§ TO DO
Within the records that follow, find every line containing the string "guide". Copy those lines.

[Stored dataset items]
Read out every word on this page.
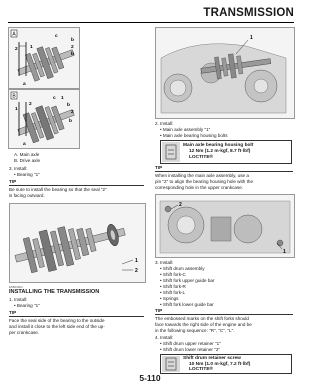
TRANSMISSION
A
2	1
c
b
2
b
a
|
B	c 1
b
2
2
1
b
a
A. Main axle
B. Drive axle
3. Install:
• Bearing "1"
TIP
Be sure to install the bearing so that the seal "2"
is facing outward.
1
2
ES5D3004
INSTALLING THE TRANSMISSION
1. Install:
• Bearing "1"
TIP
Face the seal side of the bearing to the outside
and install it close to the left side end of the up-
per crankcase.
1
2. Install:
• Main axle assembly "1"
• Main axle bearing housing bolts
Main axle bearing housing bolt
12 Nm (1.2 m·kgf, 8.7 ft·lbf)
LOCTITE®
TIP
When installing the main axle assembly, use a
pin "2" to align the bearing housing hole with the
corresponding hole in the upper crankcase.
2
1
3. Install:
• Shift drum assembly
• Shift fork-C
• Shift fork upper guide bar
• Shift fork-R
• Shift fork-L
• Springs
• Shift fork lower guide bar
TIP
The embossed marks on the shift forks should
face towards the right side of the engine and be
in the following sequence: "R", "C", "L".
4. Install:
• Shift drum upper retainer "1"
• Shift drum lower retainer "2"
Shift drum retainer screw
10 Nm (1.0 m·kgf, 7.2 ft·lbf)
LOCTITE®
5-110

§ SOLUTION
• Shift fork upper guide bar
• Shift fork lower guide bar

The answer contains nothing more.